- [Required task 1] Gather every line of the records that contains the string "main", matching case exactly.

- [Selection]
— Start —
It is fixed in Cumulus Linux 3.3.0.


RN-585 (CM-15120)
switchd stops unexpectedly when VXLAN encapsulation is configured over a subinterface

switchd can stop unexpectedly in environments where VXLAN-encapsulated traffic is configured to egress a subinterface.

VXLAN encapsulation over a subinterface is not supported on both Broadcom and Mellanox switches.

This issue regarding switchd stopping unexpectedly has been fixed in Cumulus Linux 3.3.0.


RN-586 (CM-15201)
In NCLU, VLANs reported as disabled on interface

The output of net show interface INTERFACE shows VLANs in a disabled state. However, the STP state is correct and ping works.

This issue is fixed in Cumulus Linux 3.3.0.


RN-587 (CM-15906)
net show interface fails with certain MSTP treeprio values

Configuring any of the following MSTP treeprio values causes an error when running net show interface: 40960, 45056, 49152, 53248, 57344, 61440.

This issue is fixed in Cumulus Linux 3.3.0.


RN-588 (CM-15925)
Cannot configure interface cost under OSPF using NCLU

Users could not configure cost under an OSPF interface.

This issue is fixed in Cumulus Linux 3.3.0.


RN-589 (CM-15200)
On Mellanox switches, setting link-speed in interfaces file requires flapping link to bring link up

A customer reported that when link-speed was configured under an interface in /etc/network/interfaces, the link still didn't come up. After flapping the interface (by running ip link set down then ip link set up), the interface came up as expected.

This issue is fixed in Cumulus Linux 3.3.0.
— End —
Raw records:
— Start —
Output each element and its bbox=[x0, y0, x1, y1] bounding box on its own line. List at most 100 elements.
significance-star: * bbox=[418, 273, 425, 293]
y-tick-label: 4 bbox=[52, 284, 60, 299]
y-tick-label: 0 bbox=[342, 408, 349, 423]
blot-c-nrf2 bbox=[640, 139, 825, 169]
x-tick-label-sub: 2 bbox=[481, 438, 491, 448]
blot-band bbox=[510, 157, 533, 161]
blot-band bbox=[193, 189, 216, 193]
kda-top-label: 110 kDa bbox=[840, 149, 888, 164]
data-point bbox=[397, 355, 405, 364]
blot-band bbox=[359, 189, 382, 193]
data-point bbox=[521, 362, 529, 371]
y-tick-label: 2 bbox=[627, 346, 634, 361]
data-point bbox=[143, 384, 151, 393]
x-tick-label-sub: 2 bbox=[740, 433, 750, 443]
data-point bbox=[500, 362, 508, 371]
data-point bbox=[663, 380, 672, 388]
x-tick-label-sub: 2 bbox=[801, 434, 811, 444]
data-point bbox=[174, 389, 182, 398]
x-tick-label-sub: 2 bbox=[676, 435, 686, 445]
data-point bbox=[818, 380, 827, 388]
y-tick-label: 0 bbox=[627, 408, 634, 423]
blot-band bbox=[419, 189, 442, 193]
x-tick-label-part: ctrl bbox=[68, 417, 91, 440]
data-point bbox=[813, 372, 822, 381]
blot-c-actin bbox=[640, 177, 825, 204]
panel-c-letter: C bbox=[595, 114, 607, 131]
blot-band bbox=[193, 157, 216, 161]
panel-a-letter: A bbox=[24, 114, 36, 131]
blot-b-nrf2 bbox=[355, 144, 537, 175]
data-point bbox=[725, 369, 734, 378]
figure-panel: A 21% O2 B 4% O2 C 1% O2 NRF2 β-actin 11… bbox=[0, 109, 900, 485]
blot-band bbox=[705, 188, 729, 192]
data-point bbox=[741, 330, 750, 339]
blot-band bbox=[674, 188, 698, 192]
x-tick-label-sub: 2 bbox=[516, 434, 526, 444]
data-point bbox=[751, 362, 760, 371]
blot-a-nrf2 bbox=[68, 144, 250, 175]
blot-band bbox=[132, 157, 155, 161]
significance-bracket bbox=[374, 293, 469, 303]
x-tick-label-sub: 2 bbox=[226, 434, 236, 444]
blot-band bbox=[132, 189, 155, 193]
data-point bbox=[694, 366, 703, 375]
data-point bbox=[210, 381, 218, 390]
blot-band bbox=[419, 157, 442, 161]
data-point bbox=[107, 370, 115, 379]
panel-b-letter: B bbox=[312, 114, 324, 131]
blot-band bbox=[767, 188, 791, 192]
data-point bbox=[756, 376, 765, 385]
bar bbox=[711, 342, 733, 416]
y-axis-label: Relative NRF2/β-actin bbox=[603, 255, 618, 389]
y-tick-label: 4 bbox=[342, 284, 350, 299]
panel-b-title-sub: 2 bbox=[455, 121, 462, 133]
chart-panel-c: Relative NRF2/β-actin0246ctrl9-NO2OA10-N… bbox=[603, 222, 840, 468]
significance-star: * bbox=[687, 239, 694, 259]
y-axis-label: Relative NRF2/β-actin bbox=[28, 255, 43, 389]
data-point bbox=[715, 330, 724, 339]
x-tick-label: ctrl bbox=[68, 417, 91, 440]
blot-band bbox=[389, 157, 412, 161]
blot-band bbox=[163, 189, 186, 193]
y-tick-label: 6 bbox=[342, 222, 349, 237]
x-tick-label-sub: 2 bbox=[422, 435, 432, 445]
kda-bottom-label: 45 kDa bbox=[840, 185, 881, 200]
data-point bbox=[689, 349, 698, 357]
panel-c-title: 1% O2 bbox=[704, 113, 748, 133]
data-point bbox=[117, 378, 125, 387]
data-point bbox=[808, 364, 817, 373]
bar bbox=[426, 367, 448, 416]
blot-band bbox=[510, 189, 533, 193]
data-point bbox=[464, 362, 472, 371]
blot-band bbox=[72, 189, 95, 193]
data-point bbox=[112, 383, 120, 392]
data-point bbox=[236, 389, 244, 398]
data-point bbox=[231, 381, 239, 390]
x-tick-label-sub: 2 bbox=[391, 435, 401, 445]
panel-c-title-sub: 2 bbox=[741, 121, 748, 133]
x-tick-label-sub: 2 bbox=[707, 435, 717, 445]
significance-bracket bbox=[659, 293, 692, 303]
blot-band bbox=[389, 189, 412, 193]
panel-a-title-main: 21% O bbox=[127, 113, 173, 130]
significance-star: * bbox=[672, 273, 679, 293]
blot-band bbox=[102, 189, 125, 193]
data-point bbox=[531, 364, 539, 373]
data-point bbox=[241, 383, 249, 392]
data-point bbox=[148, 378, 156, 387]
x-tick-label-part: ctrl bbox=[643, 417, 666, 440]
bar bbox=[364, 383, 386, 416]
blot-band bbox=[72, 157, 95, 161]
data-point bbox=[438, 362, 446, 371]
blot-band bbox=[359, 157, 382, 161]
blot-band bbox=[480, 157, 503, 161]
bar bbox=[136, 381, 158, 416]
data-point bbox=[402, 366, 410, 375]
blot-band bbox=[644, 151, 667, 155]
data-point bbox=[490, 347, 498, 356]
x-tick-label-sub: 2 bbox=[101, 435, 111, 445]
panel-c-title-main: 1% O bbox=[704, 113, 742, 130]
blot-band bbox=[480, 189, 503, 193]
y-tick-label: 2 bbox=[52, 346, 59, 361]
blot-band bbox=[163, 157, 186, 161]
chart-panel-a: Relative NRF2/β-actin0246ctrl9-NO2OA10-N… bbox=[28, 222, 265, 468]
— End —
- [Required task 2] According to the release notes above, which MSTP treeprio values cause an error when running net show interface?

- [Worked answer 1]
panel-a-title-main: 21% O bbox=[127, 113, 173, 130]
panel-c-title-main: 1% O bbox=[704, 113, 742, 130]

- [Worked answer 2] 40960, 45056, 49152, 53248, 57344, and 61440.